= DATA =

— BEGIN —

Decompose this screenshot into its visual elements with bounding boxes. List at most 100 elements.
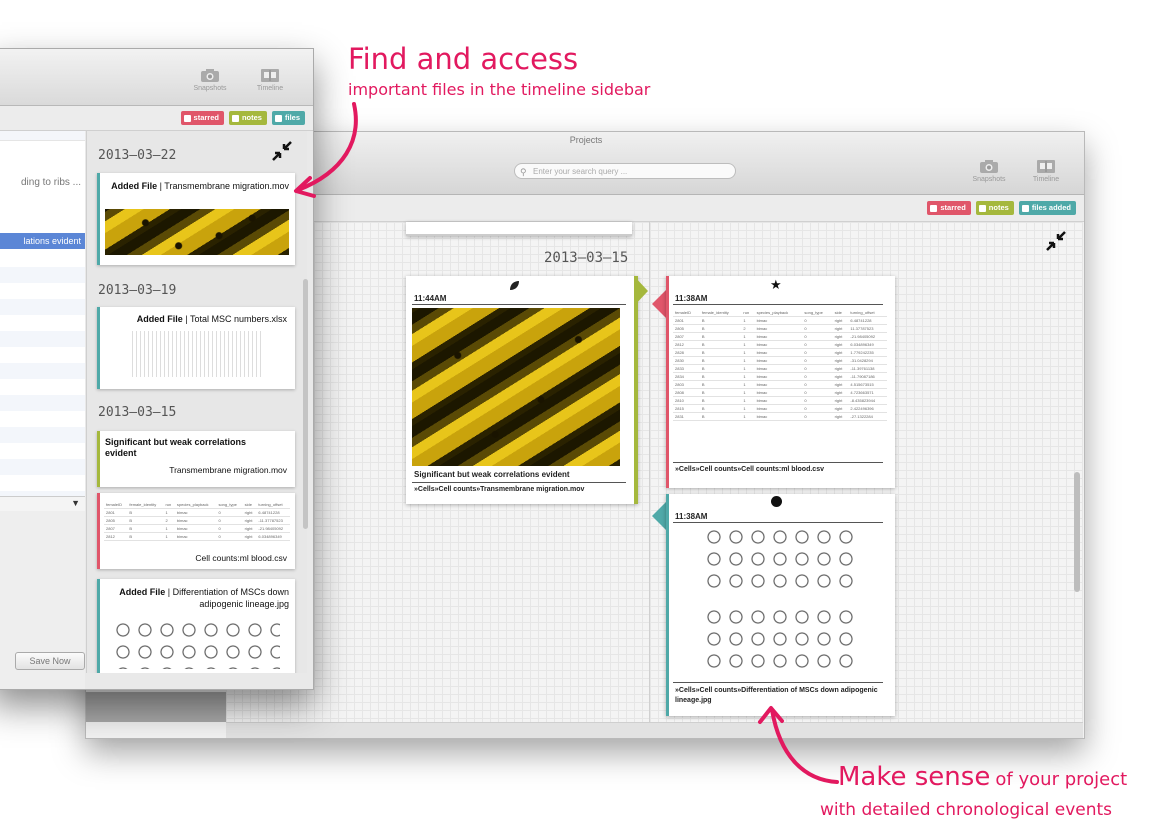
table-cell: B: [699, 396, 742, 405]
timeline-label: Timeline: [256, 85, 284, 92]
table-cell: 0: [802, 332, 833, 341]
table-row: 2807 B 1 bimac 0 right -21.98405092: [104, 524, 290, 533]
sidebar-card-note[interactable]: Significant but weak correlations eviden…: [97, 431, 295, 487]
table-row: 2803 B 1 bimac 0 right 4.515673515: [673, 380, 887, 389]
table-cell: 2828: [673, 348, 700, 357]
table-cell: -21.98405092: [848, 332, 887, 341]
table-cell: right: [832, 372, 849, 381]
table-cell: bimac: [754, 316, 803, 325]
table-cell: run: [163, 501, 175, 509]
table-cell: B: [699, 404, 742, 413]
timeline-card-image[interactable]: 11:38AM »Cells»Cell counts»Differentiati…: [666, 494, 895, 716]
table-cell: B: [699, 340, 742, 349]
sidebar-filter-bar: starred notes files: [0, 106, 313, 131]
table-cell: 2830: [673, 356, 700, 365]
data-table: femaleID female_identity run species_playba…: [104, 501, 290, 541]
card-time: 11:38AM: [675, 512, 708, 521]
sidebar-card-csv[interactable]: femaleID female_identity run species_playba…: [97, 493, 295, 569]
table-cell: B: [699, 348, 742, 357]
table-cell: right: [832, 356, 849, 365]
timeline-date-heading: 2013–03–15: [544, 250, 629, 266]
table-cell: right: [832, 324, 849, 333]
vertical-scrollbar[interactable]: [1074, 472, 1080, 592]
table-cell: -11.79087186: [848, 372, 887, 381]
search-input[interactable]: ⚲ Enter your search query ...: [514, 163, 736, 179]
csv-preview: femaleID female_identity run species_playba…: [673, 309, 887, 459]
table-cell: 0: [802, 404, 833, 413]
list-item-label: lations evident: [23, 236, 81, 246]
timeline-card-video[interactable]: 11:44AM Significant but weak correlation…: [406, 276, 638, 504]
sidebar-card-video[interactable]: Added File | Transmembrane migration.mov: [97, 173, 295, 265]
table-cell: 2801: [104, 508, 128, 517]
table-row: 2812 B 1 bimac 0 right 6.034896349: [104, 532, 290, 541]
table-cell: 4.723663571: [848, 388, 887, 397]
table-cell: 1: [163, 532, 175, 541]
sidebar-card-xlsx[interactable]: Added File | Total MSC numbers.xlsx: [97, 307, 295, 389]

— END —

= WHAT NEEDS TO BE DONE =
Return every line above unchanged, leaving out the picture.

= TASK RESPONSE =
Decompose this screenshot into its visual elements with bounding boxes. List at most 100 elements.
table-cell: B: [699, 396, 742, 405]
timeline-label: Timeline: [256, 85, 284, 92]
table-cell: 0: [802, 332, 833, 341]
table-row: 2807 B 1 bimac 0 right -21.98405092: [104, 524, 290, 533]
sidebar-card-note[interactable]: Significant but weak correlations eviden…: [97, 431, 295, 487]
table-row: 2803 B 1 bimac 0 right 4.515673515: [673, 380, 887, 389]
table-cell: 2828: [673, 348, 700, 357]
table-cell: -21.98405092: [848, 332, 887, 341]
table-cell: right: [832, 372, 849, 381]
table-cell: bimac: [754, 316, 803, 325]
table-cell: run: [163, 501, 175, 509]
table-cell: B: [699, 404, 742, 413]
timeline-card-image[interactable]: 11:38AM »Cells»Cell counts»Differentiati…: [666, 494, 895, 716]
table-cell: B: [699, 340, 742, 349]
sidebar-filter-bar: starred notes files: [0, 106, 313, 131]
table-cell: 2830: [673, 356, 700, 365]
data-table: femaleID female_identity run species_playba…: [104, 501, 290, 541]
card-time: 11:38AM: [675, 512, 708, 521]
sidebar-card-csv[interactable]: femaleID female_identity run species_playba…: [97, 493, 295, 569]
table-cell: B: [699, 348, 742, 357]
table-cell: right: [832, 356, 849, 365]
timeline-date-heading: 2013–03–15: [544, 250, 629, 266]
table-cell: right: [832, 324, 849, 333]
vertical-scrollbar[interactable]: [1074, 472, 1080, 592]
table-cell: -11.79087186: [848, 372, 887, 381]
search-input[interactable]: ⚲ Enter your search query ...: [514, 163, 736, 179]
csv-preview: femaleID female_identity run species_playba…: [673, 309, 887, 459]
table-cell: 0: [802, 404, 833, 413]
list-item-label: lations evident: [23, 236, 81, 246]
timeline-card-video[interactable]: 11:44AM Significant but weak correlation…: [406, 276, 638, 504]
sidebar-card-video[interactable]: Added File | Transmembrane migration.mov: [97, 173, 295, 265]
table-cell: 2801: [104, 508, 128, 517]
table-row: 2812 B 1 bimac 0 right 6.034896349: [104, 532, 290, 541]
table-cell: 4.723663571: [848, 388, 887, 397]
table-cell: 1: [163, 532, 175, 541]
sidebar-card-xlsx[interactable]: Added File | Total MSC numbers.xlsx: [97, 307, 295, 389]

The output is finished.